**WORK TO DO:** Your task is to copy each line that has the word "this".

Excerpts from a figure dataset:

---

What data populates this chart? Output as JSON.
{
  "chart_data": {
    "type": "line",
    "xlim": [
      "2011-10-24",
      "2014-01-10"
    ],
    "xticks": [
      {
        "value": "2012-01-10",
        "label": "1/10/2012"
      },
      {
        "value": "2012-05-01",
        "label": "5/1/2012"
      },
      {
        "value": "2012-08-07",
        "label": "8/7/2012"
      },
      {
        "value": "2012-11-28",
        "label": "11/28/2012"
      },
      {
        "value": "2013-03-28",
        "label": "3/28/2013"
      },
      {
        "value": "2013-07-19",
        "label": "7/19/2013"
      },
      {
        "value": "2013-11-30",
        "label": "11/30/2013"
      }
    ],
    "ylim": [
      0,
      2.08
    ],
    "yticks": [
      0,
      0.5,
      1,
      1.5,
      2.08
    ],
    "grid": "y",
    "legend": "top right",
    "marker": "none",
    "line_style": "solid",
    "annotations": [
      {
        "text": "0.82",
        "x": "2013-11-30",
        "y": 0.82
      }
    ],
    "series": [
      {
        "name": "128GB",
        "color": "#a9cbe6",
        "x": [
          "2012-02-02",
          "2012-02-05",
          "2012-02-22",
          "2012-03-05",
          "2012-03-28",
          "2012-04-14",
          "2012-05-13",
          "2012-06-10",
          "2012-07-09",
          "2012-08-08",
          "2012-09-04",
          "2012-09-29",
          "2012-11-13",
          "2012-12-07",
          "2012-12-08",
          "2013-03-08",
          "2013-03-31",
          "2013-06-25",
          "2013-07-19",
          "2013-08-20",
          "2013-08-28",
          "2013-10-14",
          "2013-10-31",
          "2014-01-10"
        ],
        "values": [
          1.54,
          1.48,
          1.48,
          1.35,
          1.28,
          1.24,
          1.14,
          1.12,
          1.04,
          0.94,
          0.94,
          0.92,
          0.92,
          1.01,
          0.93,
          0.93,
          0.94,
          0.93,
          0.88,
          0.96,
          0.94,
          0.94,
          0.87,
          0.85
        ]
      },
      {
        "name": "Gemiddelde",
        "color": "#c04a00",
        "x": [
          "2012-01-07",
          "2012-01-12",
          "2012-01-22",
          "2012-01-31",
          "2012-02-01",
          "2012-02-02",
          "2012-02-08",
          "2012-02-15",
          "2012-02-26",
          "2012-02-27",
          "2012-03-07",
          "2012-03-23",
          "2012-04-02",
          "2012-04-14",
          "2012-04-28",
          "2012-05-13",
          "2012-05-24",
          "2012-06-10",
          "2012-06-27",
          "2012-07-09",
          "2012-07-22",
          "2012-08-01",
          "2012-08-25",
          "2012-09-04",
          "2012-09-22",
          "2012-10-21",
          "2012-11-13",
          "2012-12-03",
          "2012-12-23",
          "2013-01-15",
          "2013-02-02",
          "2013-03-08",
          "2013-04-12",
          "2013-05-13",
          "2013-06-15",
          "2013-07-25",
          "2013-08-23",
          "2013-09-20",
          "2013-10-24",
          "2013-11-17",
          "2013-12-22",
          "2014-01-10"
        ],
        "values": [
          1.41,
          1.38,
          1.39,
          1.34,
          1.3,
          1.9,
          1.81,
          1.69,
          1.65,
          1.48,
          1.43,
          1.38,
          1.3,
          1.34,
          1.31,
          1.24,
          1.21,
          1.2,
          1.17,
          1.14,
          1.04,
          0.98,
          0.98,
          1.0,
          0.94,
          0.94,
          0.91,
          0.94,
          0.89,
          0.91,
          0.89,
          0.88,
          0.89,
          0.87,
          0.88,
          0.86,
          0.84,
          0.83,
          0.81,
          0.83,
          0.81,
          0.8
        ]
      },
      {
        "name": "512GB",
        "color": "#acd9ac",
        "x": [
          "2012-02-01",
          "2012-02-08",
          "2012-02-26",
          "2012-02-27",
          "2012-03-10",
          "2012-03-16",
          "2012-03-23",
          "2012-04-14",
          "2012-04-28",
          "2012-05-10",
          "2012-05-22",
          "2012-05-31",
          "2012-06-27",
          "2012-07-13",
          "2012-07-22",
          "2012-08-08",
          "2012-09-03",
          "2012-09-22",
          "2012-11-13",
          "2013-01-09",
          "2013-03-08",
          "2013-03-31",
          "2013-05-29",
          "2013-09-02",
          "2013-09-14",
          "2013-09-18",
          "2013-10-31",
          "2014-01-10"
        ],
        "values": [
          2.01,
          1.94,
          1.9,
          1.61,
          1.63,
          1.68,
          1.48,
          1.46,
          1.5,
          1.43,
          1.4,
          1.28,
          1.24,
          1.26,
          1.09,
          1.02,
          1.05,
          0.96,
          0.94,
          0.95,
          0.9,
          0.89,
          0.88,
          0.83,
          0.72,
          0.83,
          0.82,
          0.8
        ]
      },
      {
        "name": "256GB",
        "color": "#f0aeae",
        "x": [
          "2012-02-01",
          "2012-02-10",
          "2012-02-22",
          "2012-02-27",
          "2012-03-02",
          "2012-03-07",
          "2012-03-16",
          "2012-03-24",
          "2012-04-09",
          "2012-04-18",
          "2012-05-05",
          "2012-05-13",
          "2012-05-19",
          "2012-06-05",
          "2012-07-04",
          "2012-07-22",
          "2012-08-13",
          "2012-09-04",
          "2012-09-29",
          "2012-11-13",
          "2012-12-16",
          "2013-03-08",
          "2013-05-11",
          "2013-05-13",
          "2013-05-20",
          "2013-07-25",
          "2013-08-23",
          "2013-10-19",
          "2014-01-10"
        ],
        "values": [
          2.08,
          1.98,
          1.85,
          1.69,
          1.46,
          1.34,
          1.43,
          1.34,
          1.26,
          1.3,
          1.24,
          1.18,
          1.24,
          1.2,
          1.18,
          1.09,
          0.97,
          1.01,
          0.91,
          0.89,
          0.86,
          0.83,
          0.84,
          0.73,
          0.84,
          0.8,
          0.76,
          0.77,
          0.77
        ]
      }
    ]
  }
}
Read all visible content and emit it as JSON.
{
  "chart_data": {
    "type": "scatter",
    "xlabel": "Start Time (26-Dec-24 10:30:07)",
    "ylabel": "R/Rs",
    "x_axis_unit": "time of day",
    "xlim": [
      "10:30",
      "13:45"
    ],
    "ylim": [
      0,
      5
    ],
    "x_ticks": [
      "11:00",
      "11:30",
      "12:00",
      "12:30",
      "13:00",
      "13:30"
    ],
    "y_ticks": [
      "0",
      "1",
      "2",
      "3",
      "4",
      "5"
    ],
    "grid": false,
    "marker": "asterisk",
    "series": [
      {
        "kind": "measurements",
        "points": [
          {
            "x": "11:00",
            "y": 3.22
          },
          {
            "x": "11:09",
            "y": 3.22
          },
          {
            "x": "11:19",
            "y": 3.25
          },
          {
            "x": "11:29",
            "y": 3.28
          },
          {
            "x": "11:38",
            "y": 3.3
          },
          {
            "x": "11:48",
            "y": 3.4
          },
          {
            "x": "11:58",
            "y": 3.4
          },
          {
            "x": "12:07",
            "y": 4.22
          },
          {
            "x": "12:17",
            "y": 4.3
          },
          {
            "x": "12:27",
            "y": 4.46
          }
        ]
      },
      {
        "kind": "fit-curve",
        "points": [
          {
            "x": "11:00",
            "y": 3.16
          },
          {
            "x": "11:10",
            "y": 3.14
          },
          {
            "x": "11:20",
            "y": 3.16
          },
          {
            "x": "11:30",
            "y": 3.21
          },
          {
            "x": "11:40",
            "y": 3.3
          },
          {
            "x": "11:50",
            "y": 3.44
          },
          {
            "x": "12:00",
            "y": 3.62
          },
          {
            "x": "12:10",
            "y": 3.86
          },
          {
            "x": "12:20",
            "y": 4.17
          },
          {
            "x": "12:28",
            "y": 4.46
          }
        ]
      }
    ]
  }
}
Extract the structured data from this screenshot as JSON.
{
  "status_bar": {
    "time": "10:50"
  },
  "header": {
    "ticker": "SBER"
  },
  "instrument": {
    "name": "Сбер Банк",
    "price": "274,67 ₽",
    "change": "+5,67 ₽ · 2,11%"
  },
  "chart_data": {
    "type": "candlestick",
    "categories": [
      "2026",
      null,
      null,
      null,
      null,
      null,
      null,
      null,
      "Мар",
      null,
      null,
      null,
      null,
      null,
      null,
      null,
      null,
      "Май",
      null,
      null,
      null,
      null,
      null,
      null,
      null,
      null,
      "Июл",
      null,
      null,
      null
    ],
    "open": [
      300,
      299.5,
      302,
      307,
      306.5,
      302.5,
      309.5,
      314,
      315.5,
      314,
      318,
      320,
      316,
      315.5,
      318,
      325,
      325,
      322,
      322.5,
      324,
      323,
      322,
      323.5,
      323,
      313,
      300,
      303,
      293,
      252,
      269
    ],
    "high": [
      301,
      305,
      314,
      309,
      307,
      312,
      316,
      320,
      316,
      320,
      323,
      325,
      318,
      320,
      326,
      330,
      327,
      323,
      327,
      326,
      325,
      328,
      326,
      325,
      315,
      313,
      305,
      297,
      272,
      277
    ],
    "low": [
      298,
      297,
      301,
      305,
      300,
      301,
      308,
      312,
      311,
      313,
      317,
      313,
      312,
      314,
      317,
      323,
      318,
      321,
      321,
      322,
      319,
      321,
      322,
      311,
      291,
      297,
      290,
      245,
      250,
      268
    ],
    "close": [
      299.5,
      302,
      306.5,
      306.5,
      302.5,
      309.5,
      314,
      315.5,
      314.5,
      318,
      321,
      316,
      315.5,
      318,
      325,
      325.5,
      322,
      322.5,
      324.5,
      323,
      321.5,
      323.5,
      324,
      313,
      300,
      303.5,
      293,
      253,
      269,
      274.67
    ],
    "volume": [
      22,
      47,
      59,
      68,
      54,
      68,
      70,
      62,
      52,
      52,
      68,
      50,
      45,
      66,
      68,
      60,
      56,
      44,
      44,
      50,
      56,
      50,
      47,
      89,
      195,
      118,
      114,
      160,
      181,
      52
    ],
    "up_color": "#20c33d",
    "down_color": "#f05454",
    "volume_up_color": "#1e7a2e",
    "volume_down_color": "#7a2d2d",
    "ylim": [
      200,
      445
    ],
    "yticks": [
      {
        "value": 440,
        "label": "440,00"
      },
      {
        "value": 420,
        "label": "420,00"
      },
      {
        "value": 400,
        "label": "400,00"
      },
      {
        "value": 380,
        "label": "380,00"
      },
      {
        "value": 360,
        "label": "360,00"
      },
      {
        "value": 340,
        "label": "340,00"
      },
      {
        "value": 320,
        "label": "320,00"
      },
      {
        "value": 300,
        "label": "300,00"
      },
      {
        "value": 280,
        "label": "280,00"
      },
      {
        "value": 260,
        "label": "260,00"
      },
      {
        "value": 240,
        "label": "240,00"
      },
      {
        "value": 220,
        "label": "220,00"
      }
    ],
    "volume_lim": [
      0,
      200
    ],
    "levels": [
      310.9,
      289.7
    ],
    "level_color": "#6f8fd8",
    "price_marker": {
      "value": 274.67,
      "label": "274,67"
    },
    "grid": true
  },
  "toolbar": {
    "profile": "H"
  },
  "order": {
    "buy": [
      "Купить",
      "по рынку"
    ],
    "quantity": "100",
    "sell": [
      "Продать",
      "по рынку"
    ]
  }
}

---

**REPLY TO THE TASK:**
What data populates this chart? Output as JSON.
Extract the structured data from this screenshot as JSON.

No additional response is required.